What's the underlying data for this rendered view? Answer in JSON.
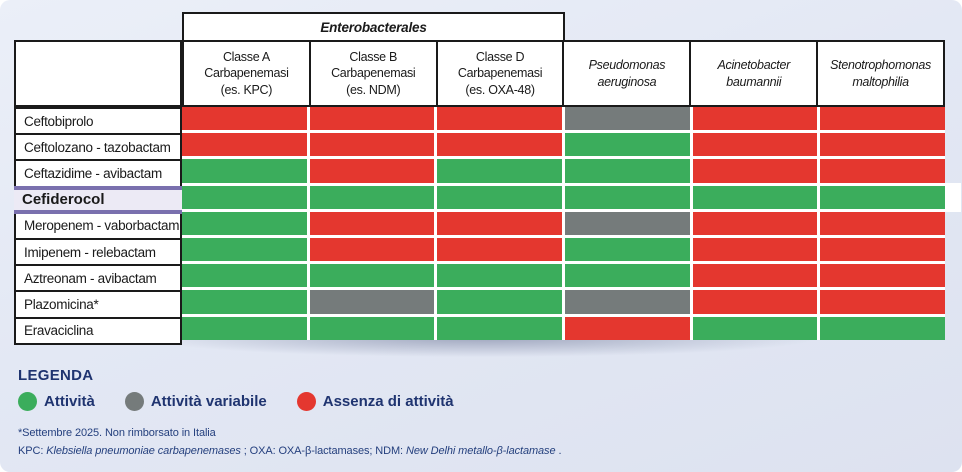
{
  "colors": {
    "activity": "#3BAD5C",
    "variable": "#757B7B",
    "no_activity": "#E4372F",
    "purple_accent": "#7A70AE",
    "navy_text": "#1F3470"
  },
  "chart_data": {
    "type": "heatmap",
    "group_header": "Enterobacterales",
    "group_header_span_columns": [
      1,
      2,
      3
    ],
    "legend_position": "bottom-left",
    "columns": [
      {
        "label": "Classe A\nCarbapenemasi\n(es. KPC)",
        "italic": false
      },
      {
        "label": "Classe B\nCarbapenemasi\n(es. NDM)",
        "italic": false
      },
      {
        "label": "Classe D\nCarbapenemasi\n(es. OXA-48)",
        "italic": false
      },
      {
        "label": "Pseudomonas\naeruginosa",
        "italic": true
      },
      {
        "label": "Acinetobacter\nbaumannii",
        "italic": true
      },
      {
        "label": "Stenotrophomonas\nmaltophilia",
        "italic": true
      }
    ],
    "rows": [
      {
        "label": "Ceftobiprolo",
        "highlight": false,
        "cells": [
          "no_activity",
          "no_activity",
          "no_activity",
          "variable",
          "no_activity",
          "no_activity"
        ]
      },
      {
        "label": "Ceftolozano - tazobactam",
        "highlight": false,
        "cells": [
          "no_activity",
          "no_activity",
          "no_activity",
          "activity",
          "no_activity",
          "no_activity"
        ]
      },
      {
        "label": "Ceftazidime - avibactam",
        "highlight": false,
        "cells": [
          "activity",
          "no_activity",
          "activity",
          "activity",
          "no_activity",
          "no_activity"
        ]
      },
      {
        "label": "Cefiderocol",
        "highlight": true,
        "cells": [
          "activity",
          "activity",
          "activity",
          "activity",
          "activity",
          "activity"
        ]
      },
      {
        "label": "Meropenem - vaborbactam",
        "highlight": false,
        "cells": [
          "activity",
          "no_activity",
          "no_activity",
          "variable",
          "no_activity",
          "no_activity"
        ]
      },
      {
        "label": "Imipenem - relebactam",
        "highlight": false,
        "cells": [
          "activity",
          "no_activity",
          "no_activity",
          "activity",
          "no_activity",
          "no_activity"
        ]
      },
      {
        "label": "Aztreonam - avibactam",
        "highlight": false,
        "cells": [
          "activity",
          "activity",
          "activity",
          "activity",
          "no_activity",
          "no_activity"
        ]
      },
      {
        "label": "Plazomicina*",
        "highlight": false,
        "cells": [
          "activity",
          "variable",
          "activity",
          "variable",
          "no_activity",
          "no_activity"
        ]
      },
      {
        "label": "Eravaciclina",
        "highlight": false,
        "cells": [
          "activity",
          "activity",
          "activity",
          "no_activity",
          "activity",
          "activity"
        ]
      }
    ]
  },
  "legend": {
    "title": "LEGENDA",
    "items": [
      {
        "label": "Attività",
        "key": "activity"
      },
      {
        "label": "Attività variabile",
        "key": "variable"
      },
      {
        "label": "Assenza di attività",
        "key": "no_activity"
      }
    ]
  },
  "footnotes": {
    "line1": "*Settembre 2025. Non rimborsato in Italia",
    "line2_segments": [
      {
        "text": "KPC: ",
        "italic": false
      },
      {
        "text": "Klebsiella pneumoniae carbapenemases",
        "italic": true
      },
      {
        "text": " ;  OXA: OXA-β-lactamases; NDM: ",
        "italic": false
      },
      {
        "text": "New Delhi metallo-β-lactamase",
        "italic": true
      },
      {
        "text": " .",
        "italic": false
      }
    ]
  }
}
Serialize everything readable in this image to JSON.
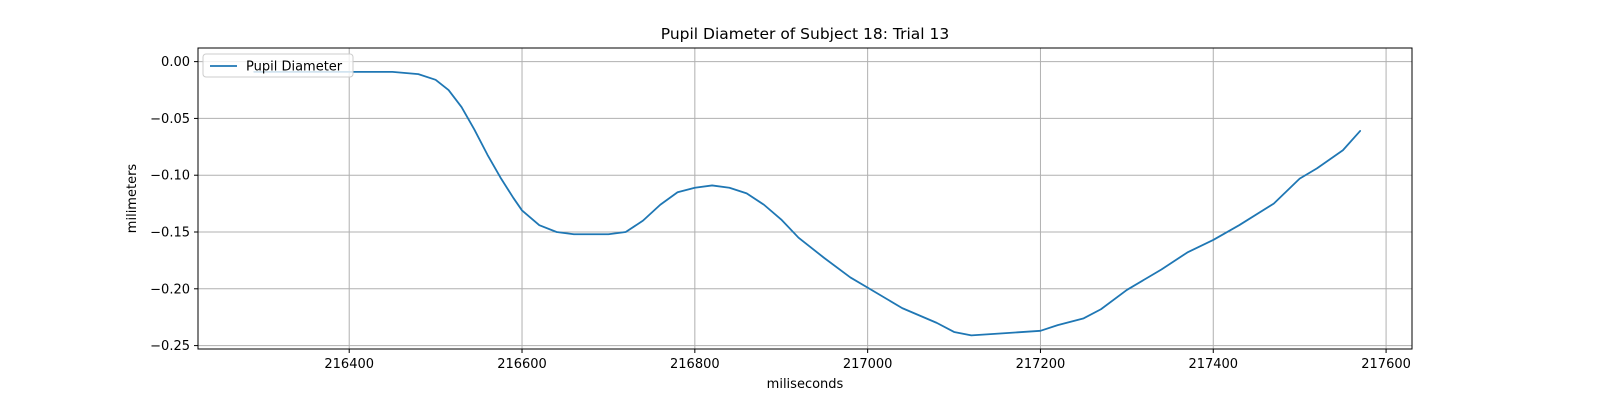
{
  "chart_data": {
    "type": "line",
    "title": "Pupil Diameter of Subject 18: Trial 13",
    "xlabel": "miliseconds",
    "ylabel": "milimeters",
    "xlim": [
      216225,
      217630
    ],
    "ylim": [
      -0.253,
      0.012
    ],
    "xticks": [
      216400,
      216600,
      216800,
      217000,
      217200,
      217400,
      217600
    ],
    "yticks": [
      0.0,
      -0.05,
      -0.1,
      -0.15,
      -0.2,
      -0.25
    ],
    "ytick_labels": [
      "0.00",
      "−0.05",
      "−0.10",
      "−0.15",
      "−0.20",
      "−0.25"
    ],
    "grid": true,
    "legend_position": "upper-left",
    "series": [
      {
        "name": "Pupil Diameter",
        "color": "#1f77b4",
        "x": [
          216290,
          216350,
          216400,
          216450,
          216480,
          216500,
          216515,
          216530,
          216545,
          216560,
          216575,
          216590,
          216600,
          216620,
          216640,
          216660,
          216680,
          216700,
          216720,
          216740,
          216760,
          216780,
          216800,
          216820,
          216840,
          216860,
          216880,
          216900,
          216920,
          216950,
          216980,
          217000,
          217040,
          217080,
          217100,
          217120,
          217160,
          217200,
          217220,
          217250,
          217270,
          217300,
          217340,
          217370,
          217400,
          217430,
          217470,
          217500,
          217520,
          217550,
          217570
        ],
        "y": [
          -0.009,
          -0.009,
          -0.009,
          -0.009,
          -0.011,
          -0.016,
          -0.025,
          -0.04,
          -0.06,
          -0.082,
          -0.102,
          -0.12,
          -0.131,
          -0.144,
          -0.15,
          -0.152,
          -0.152,
          -0.152,
          -0.15,
          -0.14,
          -0.126,
          -0.115,
          -0.111,
          -0.109,
          -0.111,
          -0.116,
          -0.126,
          -0.139,
          -0.155,
          -0.173,
          -0.19,
          -0.199,
          -0.217,
          -0.23,
          -0.238,
          -0.241,
          -0.239,
          -0.237,
          -0.232,
          -0.226,
          -0.218,
          -0.201,
          -0.183,
          -0.168,
          -0.157,
          -0.144,
          -0.125,
          -0.103,
          -0.094,
          -0.078,
          -0.061
        ]
      }
    ]
  }
}
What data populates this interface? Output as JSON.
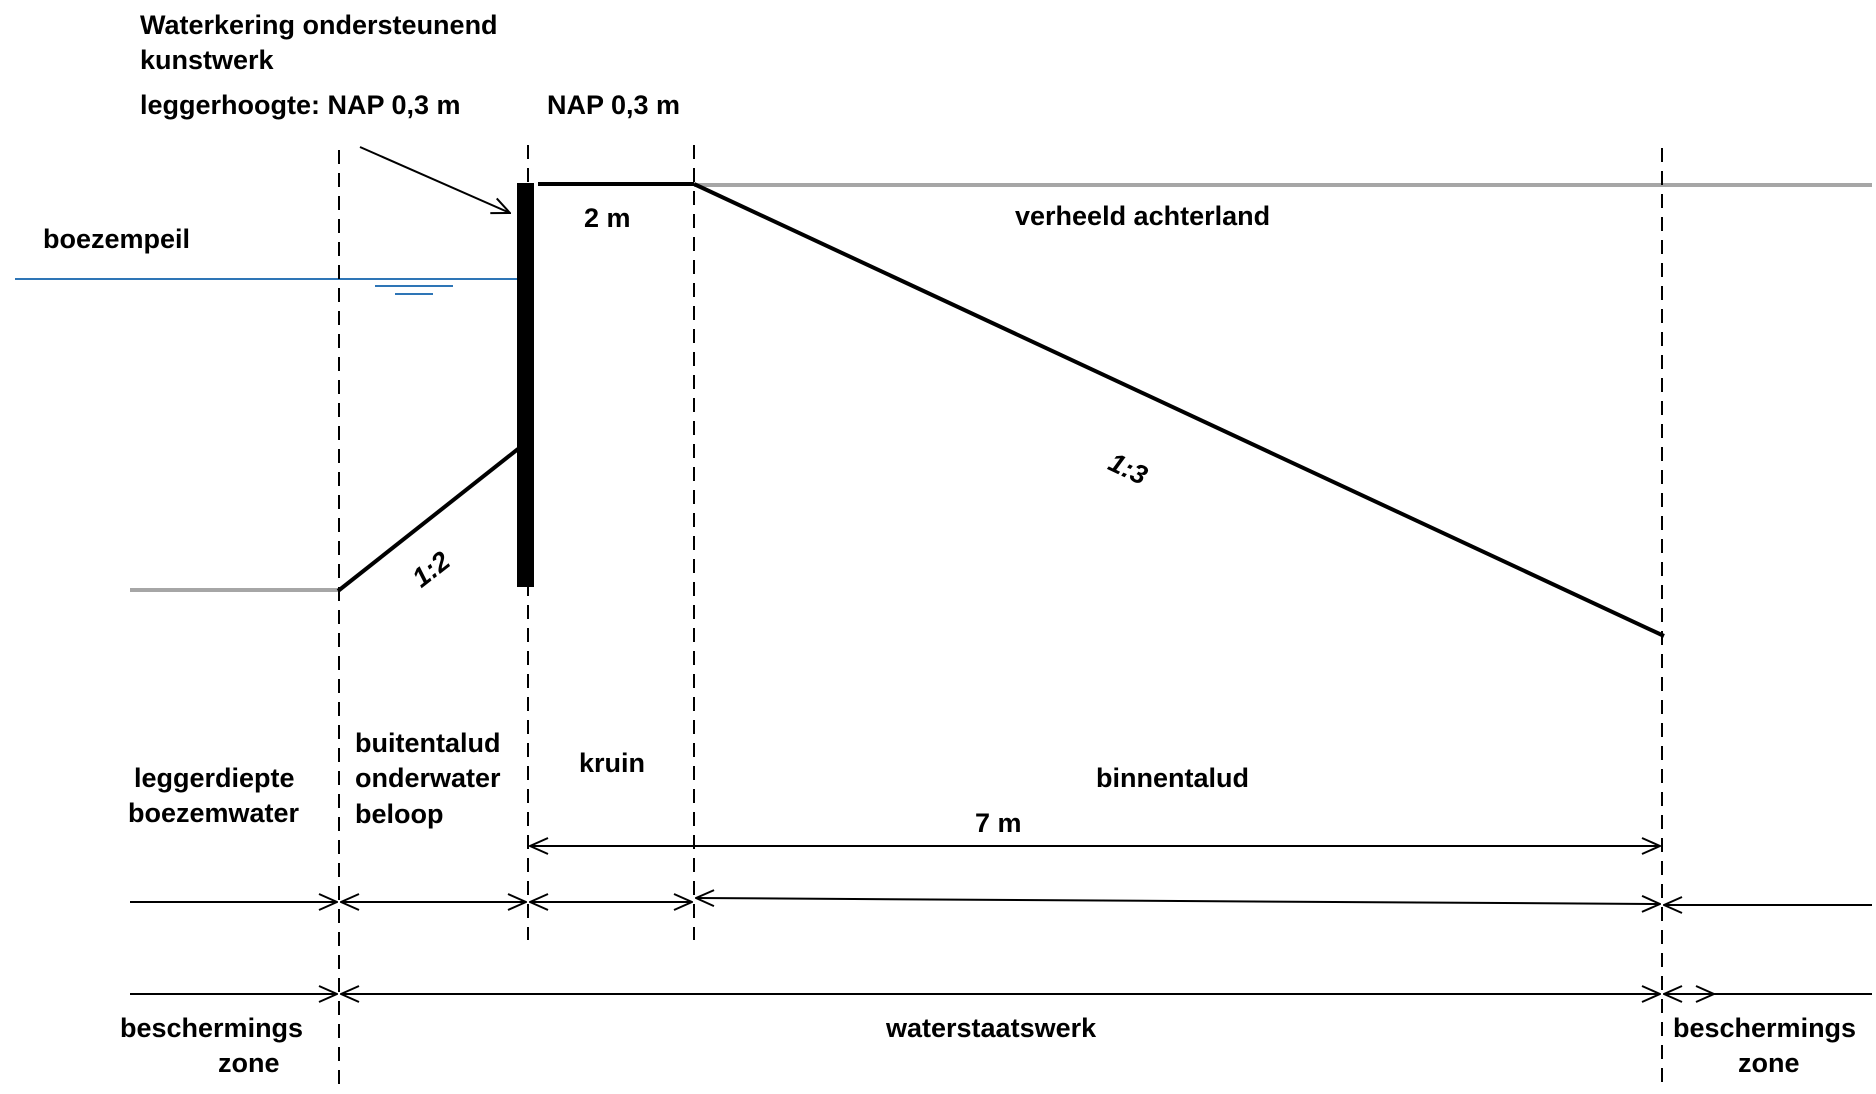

--------

Report the number of lines in the entries above that include the word "avibactam" and add nothing to it.

▸ **Exercise output**: 2